▶ **题目 A**
请逐字重抄条目中的这几行：从含有“What elements are”的那一行开始，到含有“Text: 8: 8 xyxy=(49,89,57,99)”的那一行结束，首尾两行都要包括，答案中不要写入图片。

▶ **原文**
[CF877F] Ann and Books

Ann and Books の 传送门

\(s_i=\sum_{j=1}^i a_j \left [ t_j=1 \right ], t_i=\sum_{j=1}^i a_j \left [ t_j=2 \right ]\)。

满足条件的区间可以表示为 \(\left [ l, r \right ]\)，满足 \(s_r-s_{l-1}>t_r-t_{l-1}+k\)。

移一移项，\(s_r-t_r>s_{l-1}-t_{l-1}+k\)。

令 \(val_i=s_i-t_i\)，化简为 \(val_r>val_{l-1}+k\)。

然后用莫队就做完了。

具体一点，存下当前区间所有的 \(val_i\)。

1. 在右侧插入，答案加上 \(val_{now}-k\) 的出现次数，再特判它本身。

2. 在左侧插入，答案加上 \(val_{now}+k\) 的出现次数，再特判它本身。

删除就是把插入的代码倒着写一遍。

#include <bits/stdc++.h>
#include <bits/extc++.h>
#define int long long
using namespace std;
inline int read()
{
    int f = 0, ans = 0;
    char c = getchar();
    while (!isdigit(c))
        f |= c == '-', c = getchar();
    while (isdigit(c))
        ans = (ans << 3) + (ans << 1) + c - 48, c = getchar();
    return f ? -ans : ans;
}
void write(int x)
{
    if (x < 0)
        putchar('-'), x = -x;
    if (x > 9)
        write(x / 10);
    putchar(x % 10 + '0');
}
const int N = 2e5 + 5, M = N * 3;
int n, k, m, t[N], a[N];
int cnt, s1[N], s2[N], val[N];
int sq, mp[M], b[M], id[N][3];
int ans, res[N];
struct que
{
    int l, r, id;
    bool operator<(const que &x) const
    {
        if (l / sq != x.l / sq)
            return l < x.l;
        return l / sq & 1 ? r < x.r : r > x.r;
    }
} q[N];
inline int get(int x) { return lower_bound(b + 1, b + cnt + 1, x) - b; }
inline void ins_l(int i) { ++mp[id[i][0]], ans += mp[id[i - 1][2]]; }
inline void ins_r(int i, int l) { ans += mp[id[i][1]] + (val[i] == val[l - 1] + k), ++mp[id[i][0]]; }
inline void del_l(int i) { ans -= mp[id[i - 1][2]], --mp[id[i][0]]; }
inline void del_r(int i, int l) { --mp[id[i][0]], ans -= mp[id[i][1]] + (val[i] == val[l - 1] + k); }
signed main()
{
    // freopen(".in", "r", stdin);
    // freopen(".out", "w", stdout);
    n = read(), k = read();
    sq = sqrt(n);
    for (int i = 1; i <= n; ++i)

▶ **记录信息**
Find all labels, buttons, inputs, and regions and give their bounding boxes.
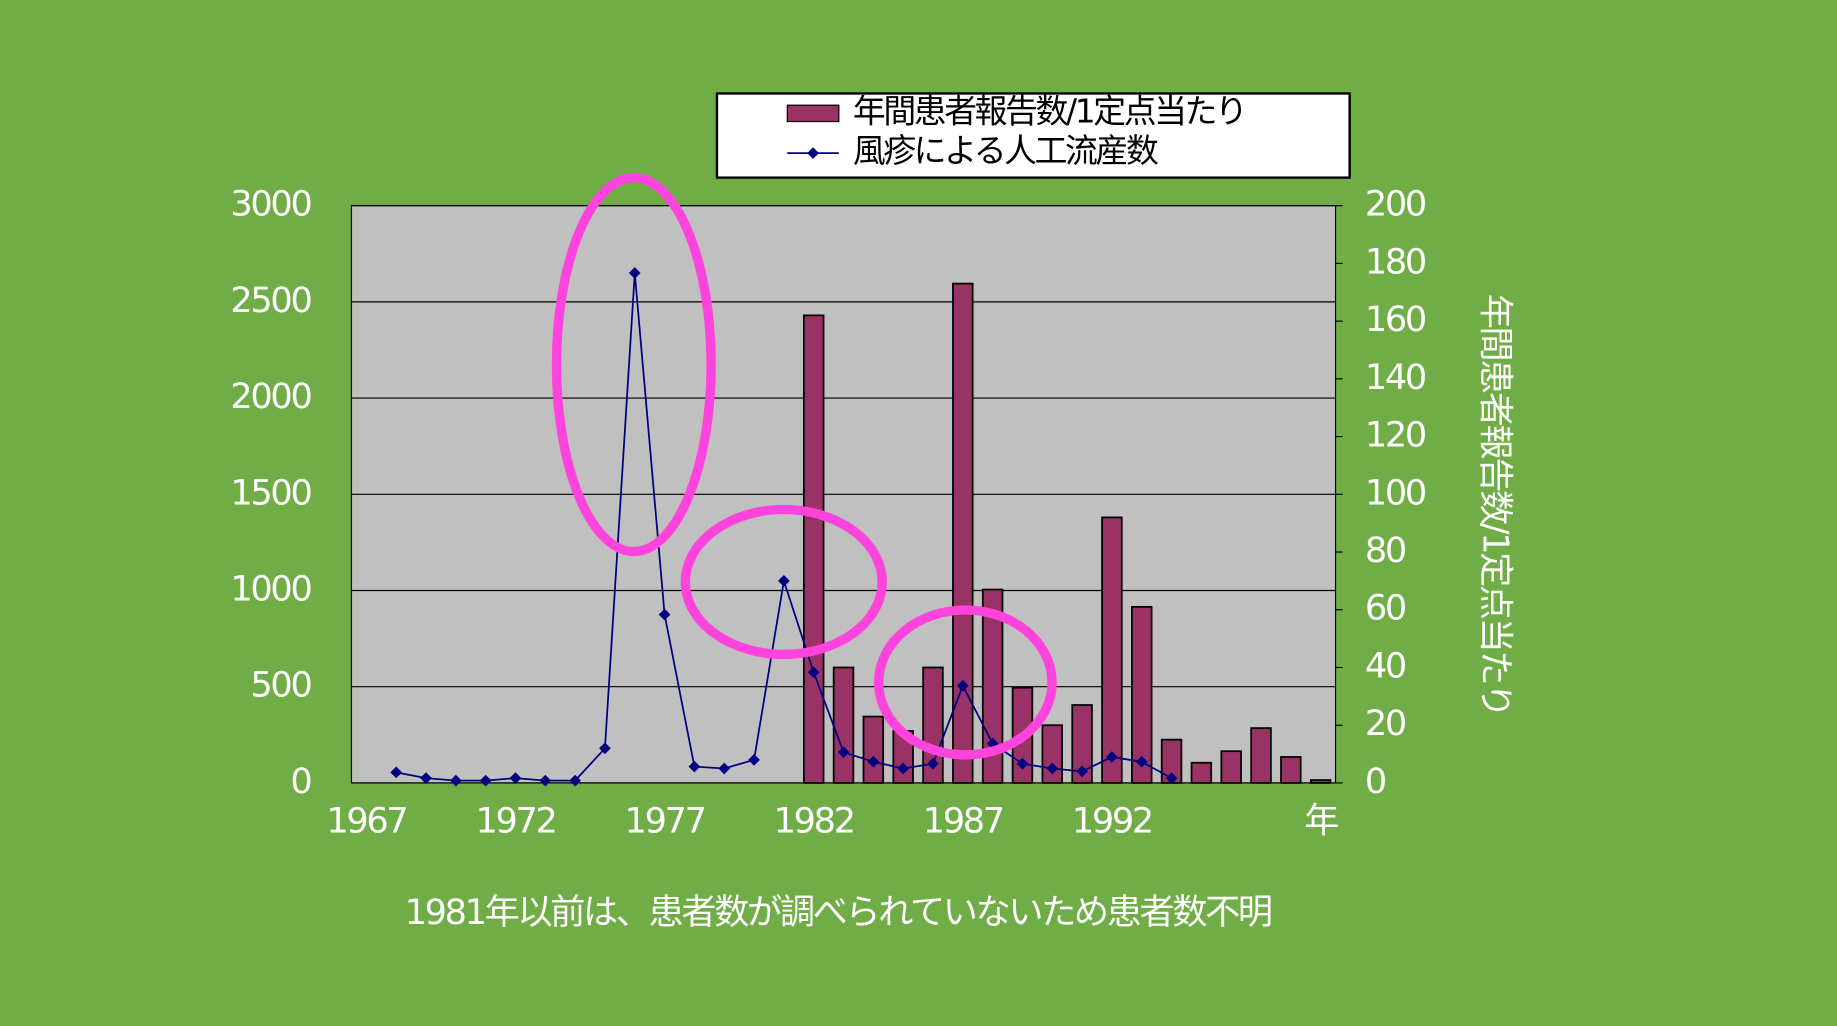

* * *

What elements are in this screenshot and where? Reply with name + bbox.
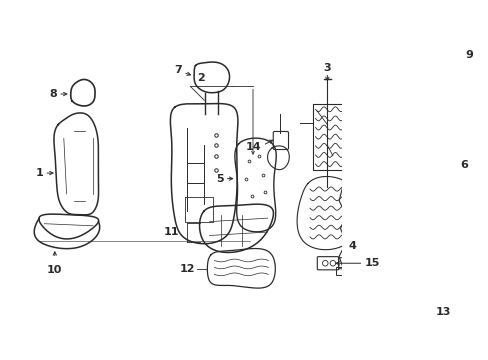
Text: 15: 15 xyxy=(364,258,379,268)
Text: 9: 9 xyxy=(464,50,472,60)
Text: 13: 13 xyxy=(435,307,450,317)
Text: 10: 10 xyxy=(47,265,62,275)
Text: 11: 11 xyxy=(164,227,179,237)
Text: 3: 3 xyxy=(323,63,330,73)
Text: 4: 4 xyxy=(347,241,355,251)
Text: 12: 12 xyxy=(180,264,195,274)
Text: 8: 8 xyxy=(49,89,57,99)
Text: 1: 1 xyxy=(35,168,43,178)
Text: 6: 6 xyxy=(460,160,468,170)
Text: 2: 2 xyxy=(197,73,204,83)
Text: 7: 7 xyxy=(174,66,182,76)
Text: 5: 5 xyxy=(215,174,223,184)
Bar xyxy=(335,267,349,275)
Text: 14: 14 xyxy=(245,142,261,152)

▶ **题目 B**
请列出这篇题解的代码中所有用 inline 关键字定义的函数名。

▶ **参考答案 A**
What elements are in this screenshot and where? Reply with name + bbox.
Text: 15: 15 xyxy=(364,258,379,268)
Text: 9: 9 xyxy=(464,50,472,60)
Text: 13: 13 xyxy=(435,307,450,317)
Text: 10: 10 xyxy=(47,265,62,275)
Text: 11: 11 xyxy=(164,227,179,237)
Text: 3: 3 xyxy=(323,63,330,73)
Text: 4: 4 xyxy=(347,241,355,251)
Text: 12: 12 xyxy=(180,264,195,274)
Text: 8: 8 xyxy=(49,89,57,99)

▶ **参考答案 B**
read、get、ins_l、ins_r、del_l、del_r